*Recorded information:*
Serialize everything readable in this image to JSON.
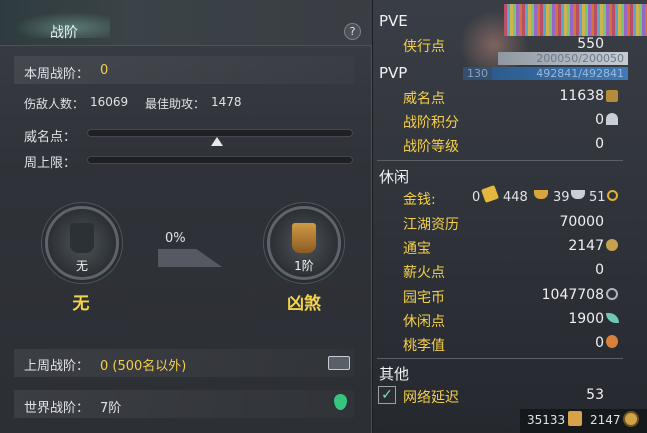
{
  "left": {
    "title": "战阶",
    "help": "?",
    "weekly_rank_label": "本周战阶：",
    "weekly_rank_value": "0",
    "kill_count_label": "伤敌人数：",
    "kill_count_value": "16069",
    "best_assist_label": "最佳助攻：",
    "best_assist_value": "1478",
    "prestige_label": "威名点：",
    "prestige_fill": 0.49,
    "weekly_cap_label": "周上限：",
    "weekly_cap_fill": 0,
    "current_rank_level": "无",
    "current_rank_name": "无",
    "progress_percent": "0%",
    "next_rank_level": "1阶",
    "next_rank_name": "凶煞",
    "last_week_label": "上周战阶：",
    "last_week_value": "0 (500名以外)",
    "world_rank_label": "世界战阶：",
    "world_rank_value": "7阶"
  },
  "right": {
    "pve_header": "PVE",
    "pve_bar_text": "200050/200050",
    "chivalry_label": "侠行点",
    "chivalry_value": "550",
    "pvp_header": "PVP",
    "pvp_level": "130",
    "pvp_bar_text": "492841/492841",
    "prestige_label": "威名点",
    "prestige_value": "11638",
    "rank_points_label": "战阶积分",
    "rank_points_value": "0",
    "rank_level_label": "战阶等级",
    "rank_level_value": "0",
    "leisure_header": "休闲",
    "money_label": "金钱:",
    "money_gold": "0",
    "money_silver_ingot": "448",
    "money_silver": "39",
    "money_copper": "51",
    "jianghu_label": "江湖资历",
    "jianghu_value": "70000",
    "tongbao_label": "通宝",
    "tongbao_value": "2147",
    "firewood_label": "薪火点",
    "firewood_value": "0",
    "estate_label": "园宅币",
    "estate_value": "1047708",
    "leisure_pts_label": "休闲点",
    "leisure_pts_value": "1900",
    "taoli_label": "桃李值",
    "taoli_value": "0",
    "other_header": "其他",
    "latency_label": "网络延迟",
    "latency_value": "53",
    "bottom_value_1": "35133",
    "bottom_value_2": "2147",
    "colors": {
      "accent_yellow": "#f3cf4a",
      "pvp_bar": "#3a6aa0",
      "pve_bar": "#aab2bb"
    }
  }
}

*Task description:* Print all entries exactly. The images do not belong in the copy.

*Result for this task:*
Serialize everything readable in this image to JSON.
{
  "left": {
    "title": "战阶",
    "help": "?",
    "weekly_rank_label": "本周战阶：",
    "weekly_rank_value": "0",
    "kill_count_label": "伤敌人数：",
    "kill_count_value": "16069",
    "best_assist_label": "最佳助攻：",
    "best_assist_value": "1478",
    "prestige_label": "威名点：",
    "prestige_fill": 0.49,
    "weekly_cap_label": "周上限：",
    "weekly_cap_fill": 0,
    "current_rank_level": "无",
    "current_rank_name": "无",
    "progress_percent": "0%",
    "next_rank_level": "1阶",
    "next_rank_name": "凶煞",
    "last_week_label": "上周战阶：",
    "last_week_value": "0 (500名以外)",
    "world_rank_label": "世界战阶：",
    "world_rank_value": "7阶"
  },
  "right": {
    "pve_header": "PVE",
    "pve_bar_text": "200050/200050",
    "chivalry_label": "侠行点",
    "chivalry_value": "550",
    "pvp_header": "PVP",
    "pvp_level": "130",
    "pvp_bar_text": "492841/492841",
    "prestige_label": "威名点",
    "prestige_value": "11638",
    "rank_points_label": "战阶积分",
    "rank_points_value": "0",
    "rank_level_label": "战阶等级",
    "rank_level_value": "0",
    "leisure_header": "休闲",
    "money_label": "金钱:",
    "money_gold": "0",
    "money_silver_ingot": "448",
    "money_silver": "39",
    "money_copper": "51",
    "jianghu_label": "江湖资历",
    "jianghu_value": "70000",
    "tongbao_label": "通宝",
    "tongbao_value": "2147",
    "firewood_label": "薪火点",
    "firewood_value": "0",
    "estate_label": "园宅币",
    "estate_value": "1047708",
    "leisure_pts_label": "休闲点",
    "leisure_pts_value": "1900",
    "taoli_label": "桃李值",
    "taoli_value": "0",
    "other_header": "其他",
    "latency_label": "网络延迟",
    "latency_value": "53",
    "bottom_value_1": "35133",
    "bottom_value_2": "2147",
    "colors": {
      "accent_yellow": "#f3cf4a",
      "pvp_bar": "#3a6aa0",
      "pve_bar": "#aab2bb"
    }
  }
}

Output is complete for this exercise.